The task –
Find the lines that hold the word "text" and return them.

Records shown –
● ● ●

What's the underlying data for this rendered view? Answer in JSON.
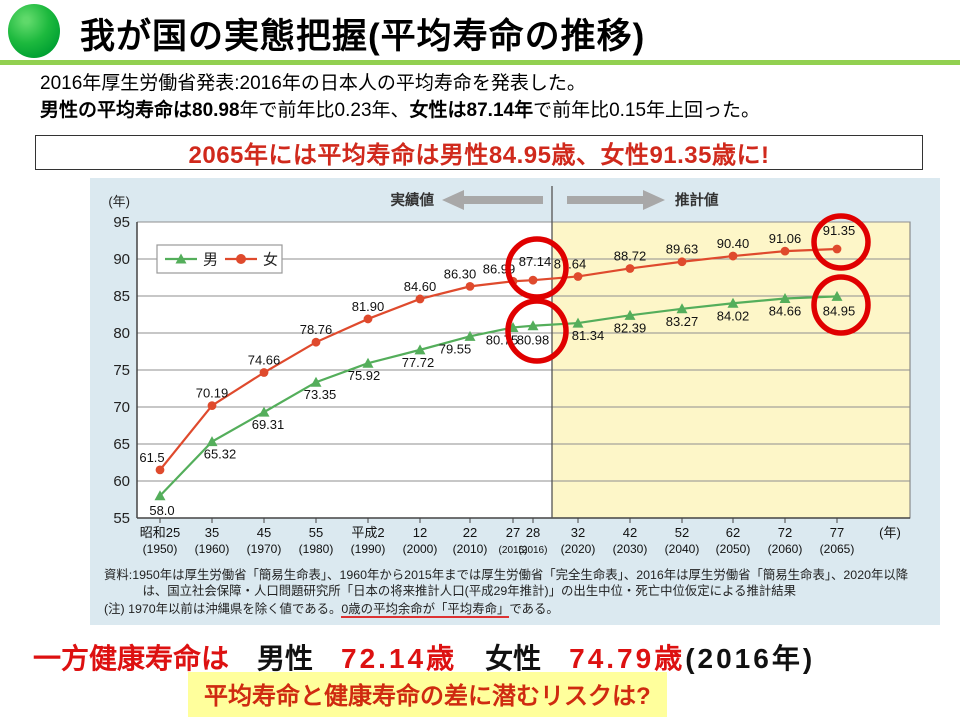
{
  "header": {
    "title": "我が国の実態把握(平均寿命の推移)"
  },
  "intro": {
    "line1": "2016年厚生労働省発表:2016年の日本人の平均寿命を発表した。",
    "line2_parts": [
      {
        "text": "男性の平均寿命は80.98",
        "bold": true
      },
      {
        "text": "年で前年比0.23年、",
        "bold": false
      },
      {
        "text": "女性は87.14年",
        "bold": true
      },
      {
        "text": "で前年比0.15年上回った。",
        "bold": false
      }
    ]
  },
  "highlight_box": {
    "text": "2065年には平均寿命は男性84.95歳、女性91.35歳に!"
  },
  "chart_data": {
    "type": "line",
    "y_axis_unit": "(年)",
    "x_axis_unit": "(年)",
    "ylim": [
      55,
      95
    ],
    "ytick_step": 5,
    "grid": true,
    "legend": {
      "position": "top-left",
      "items": [
        "男",
        "女"
      ]
    },
    "categories_era": [
      "昭和25",
      "35",
      "45",
      "55",
      "平成2",
      "12",
      "22",
      "27",
      "28",
      "32",
      "42",
      "52",
      "62",
      "72",
      "77"
    ],
    "categories_year": [
      "(1950)",
      "(1960)",
      "(1970)",
      "(1980)",
      "(1990)",
      "(2000)",
      "(2010)",
      "(2015)",
      "(2016)",
      "(2020)",
      "(2030)",
      "(2040)",
      "(2050)",
      "(2060)",
      "(2065)"
    ],
    "series": [
      {
        "name": "男",
        "color": "#54ae5b",
        "marker": "triangle",
        "values": [
          58.0,
          65.32,
          69.31,
          73.35,
          75.92,
          77.72,
          79.55,
          80.75,
          80.98,
          81.34,
          82.39,
          83.27,
          84.02,
          84.66,
          84.95
        ],
        "labels": [
          "58.0",
          "65.32",
          "69.31",
          "73.35",
          "75.92",
          "77.72",
          "79.55",
          "80.75",
          "80.98",
          "81.34",
          "82.39",
          "83.27",
          "84.02",
          "84.66",
          "84.95"
        ]
      },
      {
        "name": "女",
        "color": "#df4a2d",
        "marker": "circle",
        "values": [
          61.5,
          70.19,
          74.66,
          78.76,
          81.9,
          84.6,
          86.3,
          86.99,
          87.14,
          87.64,
          88.72,
          89.63,
          90.4,
          91.06,
          91.35
        ],
        "labels": [
          "61.5",
          "70.19",
          "74.66",
          "78.76",
          "81.90",
          "84.60",
          "86.30",
          "86.99",
          "87.14",
          "87.64",
          "88.72",
          "89.63",
          "90.40",
          "91.06",
          "91.35"
        ]
      }
    ],
    "annotations": {
      "actual_label": "実績値",
      "projection_label": "推計値",
      "divider_after_index": 8,
      "projection_bg": "#fdf6c8",
      "circle_color": "#e00000",
      "circled": [
        {
          "series": "女",
          "index": 8
        },
        {
          "series": "男",
          "index": 8
        },
        {
          "series": "女",
          "index": 14
        },
        {
          "series": "男",
          "index": 14
        }
      ]
    }
  },
  "notes": {
    "source": "資料:1950年は厚生労働省「簡易生命表」、1960年から2015年までは厚生労働省「完全生命表」、2016年は厚生労働省「簡易生命表」、2020年以降は、国立社会保障・人口問題研究所「日本の将来推計人口(平成29年推計)」の出生中位・死亡中位仮定による推計結果",
    "note_prefix": "(注) 1970年以前は沖縄県を除く値である。",
    "note_underlined": "0歳の平均余命が「平均寿命」",
    "note_suffix": "である。"
  },
  "conclusion": {
    "segments": [
      {
        "text": "一方健康寿命は",
        "red": true
      },
      {
        "text": "　男性　",
        "red": false
      },
      {
        "text": "72.14歳",
        "red": true,
        "wide": true
      },
      {
        "text": "　女性　",
        "red": false
      },
      {
        "text": "74.79歳",
        "red": true,
        "wide": true
      },
      {
        "text": "(2016年)",
        "red": false,
        "wide": true
      }
    ]
  },
  "question": {
    "text": "平均寿命と健康寿命の差に潜むリスクは?"
  }
}
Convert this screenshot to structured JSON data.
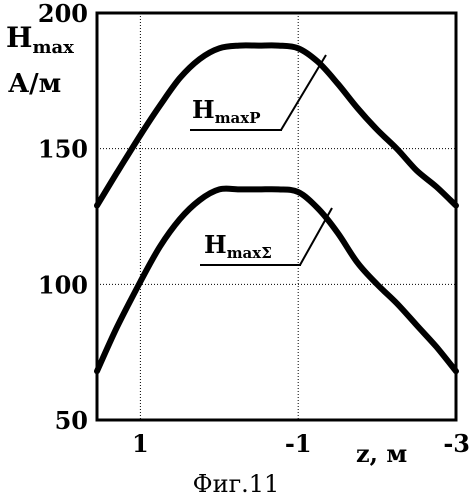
{
  "chart_data": {
    "type": "line",
    "xlabel": "z,  м",
    "ylabel_main": "H",
    "ylabel_sub": "max",
    "ylabel_unit": "А/м",
    "caption": "Фиг.11",
    "xticks": [
      {
        "label": "1",
        "value": 1
      },
      {
        "label": "-1",
        "value": -1
      },
      {
        "label": "-3",
        "value": -3
      }
    ],
    "yticks": [
      "50",
      "100",
      "150",
      "200"
    ],
    "xlim": [
      1.55,
      -3.0
    ],
    "ylim": [
      50,
      200
    ],
    "grid": true,
    "series": [
      {
        "name_main": "H",
        "name_sub": "maxP",
        "x": [
          1.55,
          1.3,
          1.0,
          0.75,
          0.5,
          0.25,
          0.0,
          -0.25,
          -0.5,
          -0.75,
          -1.0,
          -1.25,
          -1.5,
          -1.75,
          -2.0,
          -2.25,
          -2.5,
          -2.75,
          -3.0
        ],
        "y": [
          129,
          141,
          155,
          166,
          176,
          183,
          187,
          188,
          188,
          188,
          187,
          182,
          174,
          165,
          157,
          150,
          142,
          136,
          129
        ]
      },
      {
        "name_main": "H",
        "name_sub": "maxΣ",
        "x": [
          1.55,
          1.3,
          1.0,
          0.75,
          0.5,
          0.25,
          0.0,
          -0.25,
          -0.5,
          -0.75,
          -1.0,
          -1.25,
          -1.5,
          -1.75,
          -2.0,
          -2.25,
          -2.5,
          -2.75,
          -3.0
        ],
        "y": [
          68,
          84,
          101,
          114,
          124,
          131,
          135,
          135,
          135,
          135,
          134,
          128,
          119,
          108,
          100,
          93,
          85,
          77,
          68
        ]
      }
    ]
  }
}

● ● ●

Worked solution –
        "text": "男性の平均寿命は80.98",
        "text": "年で前年比0.23年、",
        "text": "女性は87.14年",
        "text": "で前年比0.15年上回った。",
    "text": "2065年には平均寿命は男性84.95歳、女性91.35歳に!"
        "text": "一方健康寿命は",
        "text": "　男性　",
        "text": "72.14歳",
        "text": "　女性　",
        "text": "74.79歳",
        "text": "(2016年)",
    "text": "平均寿命と健康寿命の差に潜むリスクは?"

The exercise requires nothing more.